> REQUEST: Reproduce the items below, substituting "pixel coordinates" for every occurrence of "pixel-space bounding boxes" and leaving everything else unchanged.

— begin DATA EXCERPTS —

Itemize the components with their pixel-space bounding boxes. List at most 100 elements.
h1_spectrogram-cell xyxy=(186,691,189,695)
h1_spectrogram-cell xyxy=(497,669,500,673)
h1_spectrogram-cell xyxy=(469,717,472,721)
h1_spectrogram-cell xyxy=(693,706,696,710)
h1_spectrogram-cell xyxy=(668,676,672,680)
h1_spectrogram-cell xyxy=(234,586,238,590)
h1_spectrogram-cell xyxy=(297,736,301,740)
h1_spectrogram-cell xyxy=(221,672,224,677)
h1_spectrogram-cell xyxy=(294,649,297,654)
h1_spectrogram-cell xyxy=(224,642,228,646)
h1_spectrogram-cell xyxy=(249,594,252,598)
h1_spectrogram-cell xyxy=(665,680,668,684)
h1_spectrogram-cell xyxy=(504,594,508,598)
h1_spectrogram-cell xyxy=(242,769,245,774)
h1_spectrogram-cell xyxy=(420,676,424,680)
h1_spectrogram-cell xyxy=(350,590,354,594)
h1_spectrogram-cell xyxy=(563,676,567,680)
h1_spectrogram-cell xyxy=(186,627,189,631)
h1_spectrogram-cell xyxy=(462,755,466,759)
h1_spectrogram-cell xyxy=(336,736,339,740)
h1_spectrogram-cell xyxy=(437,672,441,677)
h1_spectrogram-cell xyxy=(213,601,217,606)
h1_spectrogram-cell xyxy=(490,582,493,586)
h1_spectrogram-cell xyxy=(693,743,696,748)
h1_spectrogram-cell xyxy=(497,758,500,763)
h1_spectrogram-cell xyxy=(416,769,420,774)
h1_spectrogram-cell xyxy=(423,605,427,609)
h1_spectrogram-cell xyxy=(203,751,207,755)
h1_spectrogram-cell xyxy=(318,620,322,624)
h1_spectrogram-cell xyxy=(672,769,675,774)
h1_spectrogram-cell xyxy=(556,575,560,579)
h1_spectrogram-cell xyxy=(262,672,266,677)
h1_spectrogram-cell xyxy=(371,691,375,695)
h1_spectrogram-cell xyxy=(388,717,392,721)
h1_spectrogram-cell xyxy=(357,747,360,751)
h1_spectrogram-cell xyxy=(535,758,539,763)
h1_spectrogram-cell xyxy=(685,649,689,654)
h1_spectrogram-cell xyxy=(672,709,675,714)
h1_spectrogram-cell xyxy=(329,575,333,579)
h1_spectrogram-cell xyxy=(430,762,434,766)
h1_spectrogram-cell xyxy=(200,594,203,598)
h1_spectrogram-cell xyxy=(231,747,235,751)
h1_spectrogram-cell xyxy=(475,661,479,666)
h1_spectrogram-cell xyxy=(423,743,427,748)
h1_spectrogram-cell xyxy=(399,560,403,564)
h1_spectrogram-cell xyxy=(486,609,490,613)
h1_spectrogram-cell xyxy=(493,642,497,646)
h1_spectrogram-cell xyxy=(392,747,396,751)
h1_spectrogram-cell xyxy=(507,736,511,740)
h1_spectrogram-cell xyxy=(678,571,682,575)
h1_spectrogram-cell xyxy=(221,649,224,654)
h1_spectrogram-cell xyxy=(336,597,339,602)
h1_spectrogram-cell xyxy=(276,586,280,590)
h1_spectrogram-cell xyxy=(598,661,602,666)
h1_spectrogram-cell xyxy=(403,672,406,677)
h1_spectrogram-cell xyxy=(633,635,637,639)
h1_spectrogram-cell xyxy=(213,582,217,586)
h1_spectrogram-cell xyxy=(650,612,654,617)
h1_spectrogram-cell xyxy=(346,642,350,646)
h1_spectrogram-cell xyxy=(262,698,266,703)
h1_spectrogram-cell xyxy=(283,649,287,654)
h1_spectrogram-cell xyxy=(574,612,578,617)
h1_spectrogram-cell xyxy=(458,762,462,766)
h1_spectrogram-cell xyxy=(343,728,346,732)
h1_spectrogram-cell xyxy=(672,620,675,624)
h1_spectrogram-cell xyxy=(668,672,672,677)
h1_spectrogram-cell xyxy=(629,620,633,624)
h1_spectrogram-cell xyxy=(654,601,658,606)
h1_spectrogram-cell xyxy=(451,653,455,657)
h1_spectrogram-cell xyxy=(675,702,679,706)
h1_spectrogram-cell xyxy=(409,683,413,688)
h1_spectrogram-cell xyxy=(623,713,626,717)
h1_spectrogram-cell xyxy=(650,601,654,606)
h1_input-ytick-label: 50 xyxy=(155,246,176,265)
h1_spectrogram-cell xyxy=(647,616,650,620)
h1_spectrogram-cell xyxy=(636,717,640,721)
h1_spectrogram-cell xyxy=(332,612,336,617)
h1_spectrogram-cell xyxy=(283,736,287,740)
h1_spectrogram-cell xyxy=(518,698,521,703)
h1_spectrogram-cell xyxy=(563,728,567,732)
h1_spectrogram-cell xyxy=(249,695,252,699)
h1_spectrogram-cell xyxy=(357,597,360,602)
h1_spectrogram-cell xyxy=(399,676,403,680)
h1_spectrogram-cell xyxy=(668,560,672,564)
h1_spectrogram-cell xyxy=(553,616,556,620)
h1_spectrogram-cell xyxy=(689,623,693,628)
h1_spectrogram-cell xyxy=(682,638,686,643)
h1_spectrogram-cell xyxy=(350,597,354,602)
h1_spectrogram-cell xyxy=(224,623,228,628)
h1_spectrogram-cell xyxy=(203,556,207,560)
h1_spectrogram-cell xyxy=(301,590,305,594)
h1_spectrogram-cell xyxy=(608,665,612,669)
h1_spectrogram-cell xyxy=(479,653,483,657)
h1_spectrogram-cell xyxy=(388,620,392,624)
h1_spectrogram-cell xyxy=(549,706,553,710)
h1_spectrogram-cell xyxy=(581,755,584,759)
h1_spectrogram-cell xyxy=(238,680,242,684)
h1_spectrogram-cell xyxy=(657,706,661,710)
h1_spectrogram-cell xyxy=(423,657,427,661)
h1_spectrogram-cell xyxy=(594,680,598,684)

— end DATA EXCERPTS —

> EXERCISE RESULT:
Itemize the components with their pixel coordinates. List at most 100 elements.
h1_spectrogram-cell xyxy=(186,691,189,695)
h1_spectrogram-cell xyxy=(497,669,500,673)
h1_spectrogram-cell xyxy=(469,717,472,721)
h1_spectrogram-cell xyxy=(693,706,696,710)
h1_spectrogram-cell xyxy=(668,676,672,680)
h1_spectrogram-cell xyxy=(234,586,238,590)
h1_spectrogram-cell xyxy=(297,736,301,740)
h1_spectrogram-cell xyxy=(221,672,224,677)
h1_spectrogram-cell xyxy=(294,649,297,654)
h1_spectrogram-cell xyxy=(224,642,228,646)
h1_spectrogram-cell xyxy=(249,594,252,598)
h1_spectrogram-cell xyxy=(665,680,668,684)
h1_spectrogram-cell xyxy=(504,594,508,598)
h1_spectrogram-cell xyxy=(242,769,245,774)
h1_spectrogram-cell xyxy=(420,676,424,680)
h1_spectrogram-cell xyxy=(350,590,354,594)
h1_spectrogram-cell xyxy=(563,676,567,680)
h1_spectrogram-cell xyxy=(186,627,189,631)
h1_spectrogram-cell xyxy=(462,755,466,759)
h1_spectrogram-cell xyxy=(336,736,339,740)
h1_spectrogram-cell xyxy=(437,672,441,677)
h1_spectrogram-cell xyxy=(213,601,217,606)
h1_spectrogram-cell xyxy=(490,582,493,586)
h1_spectrogram-cell xyxy=(693,743,696,748)
h1_spectrogram-cell xyxy=(497,758,500,763)
h1_spectrogram-cell xyxy=(416,769,420,774)
h1_spectrogram-cell xyxy=(423,605,427,609)
h1_spectrogram-cell xyxy=(203,751,207,755)
h1_spectrogram-cell xyxy=(318,620,322,624)
h1_spectrogram-cell xyxy=(672,769,675,774)
h1_spectrogram-cell xyxy=(556,575,560,579)
h1_spectrogram-cell xyxy=(262,672,266,677)
h1_spectrogram-cell xyxy=(371,691,375,695)
h1_spectrogram-cell xyxy=(388,717,392,721)
h1_spectrogram-cell xyxy=(357,747,360,751)
h1_spectrogram-cell xyxy=(535,758,539,763)
h1_spectrogram-cell xyxy=(685,649,689,654)
h1_spectrogram-cell xyxy=(672,709,675,714)
h1_spectrogram-cell xyxy=(329,575,333,579)
h1_spectrogram-cell xyxy=(430,762,434,766)
h1_spectrogram-cell xyxy=(200,594,203,598)
h1_spectrogram-cell xyxy=(231,747,235,751)
h1_spectrogram-cell xyxy=(475,661,479,666)
h1_spectrogram-cell xyxy=(423,743,427,748)
h1_spectrogram-cell xyxy=(399,560,403,564)
h1_spectrogram-cell xyxy=(486,609,490,613)
h1_spectrogram-cell xyxy=(493,642,497,646)
h1_spectrogram-cell xyxy=(392,747,396,751)
h1_spectrogram-cell xyxy=(507,736,511,740)
h1_spectrogram-cell xyxy=(678,571,682,575)
h1_spectrogram-cell xyxy=(221,649,224,654)
h1_spectrogram-cell xyxy=(336,597,339,602)
h1_spectrogram-cell xyxy=(276,586,280,590)
h1_spectrogram-cell xyxy=(598,661,602,666)
h1_spectrogram-cell xyxy=(403,672,406,677)
h1_spectrogram-cell xyxy=(633,635,637,639)
h1_spectrogram-cell xyxy=(213,582,217,586)
h1_spectrogram-cell xyxy=(650,612,654,617)
h1_spectrogram-cell xyxy=(346,642,350,646)
h1_spectrogram-cell xyxy=(262,698,266,703)
h1_spectrogram-cell xyxy=(283,649,287,654)
h1_spectrogram-cell xyxy=(574,612,578,617)
h1_spectrogram-cell xyxy=(458,762,462,766)
h1_spectrogram-cell xyxy=(343,728,346,732)
h1_spectrogram-cell xyxy=(672,620,675,624)
h1_spectrogram-cell xyxy=(668,672,672,677)
h1_spectrogram-cell xyxy=(629,620,633,624)
h1_spectrogram-cell xyxy=(654,601,658,606)
h1_spectrogram-cell xyxy=(451,653,455,657)
h1_spectrogram-cell xyxy=(675,702,679,706)
h1_spectrogram-cell xyxy=(409,683,413,688)
h1_spectrogram-cell xyxy=(623,713,626,717)
h1_spectrogram-cell xyxy=(650,601,654,606)
h1_input-ytick-label: 50 xyxy=(155,246,176,265)
h1_spectrogram-cell xyxy=(647,616,650,620)
h1_spectrogram-cell xyxy=(636,717,640,721)
h1_spectrogram-cell xyxy=(332,612,336,617)
h1_spectrogram-cell xyxy=(283,736,287,740)
h1_spectrogram-cell xyxy=(518,698,521,703)
h1_spectrogram-cell xyxy=(563,728,567,732)
h1_spectrogram-cell xyxy=(249,695,252,699)
h1_spectrogram-cell xyxy=(357,597,360,602)
h1_spectrogram-cell xyxy=(399,676,403,680)
h1_spectrogram-cell xyxy=(668,560,672,564)
h1_spectrogram-cell xyxy=(553,616,556,620)
h1_spectrogram-cell xyxy=(689,623,693,628)
h1_spectrogram-cell xyxy=(682,638,686,643)
h1_spectrogram-cell xyxy=(350,597,354,602)
h1_spectrogram-cell xyxy=(224,623,228,628)
h1_spectrogram-cell xyxy=(203,556,207,560)
h1_spectrogram-cell xyxy=(301,590,305,594)
h1_spectrogram-cell xyxy=(608,665,612,669)
h1_spectrogram-cell xyxy=(479,653,483,657)
h1_spectrogram-cell xyxy=(388,620,392,624)
h1_spectrogram-cell xyxy=(549,706,553,710)
h1_spectrogram-cell xyxy=(581,755,584,759)
h1_spectrogram-cell xyxy=(238,680,242,684)
h1_spectrogram-cell xyxy=(657,706,661,710)
h1_spectrogram-cell xyxy=(423,657,427,661)
h1_spectrogram-cell xyxy=(594,680,598,684)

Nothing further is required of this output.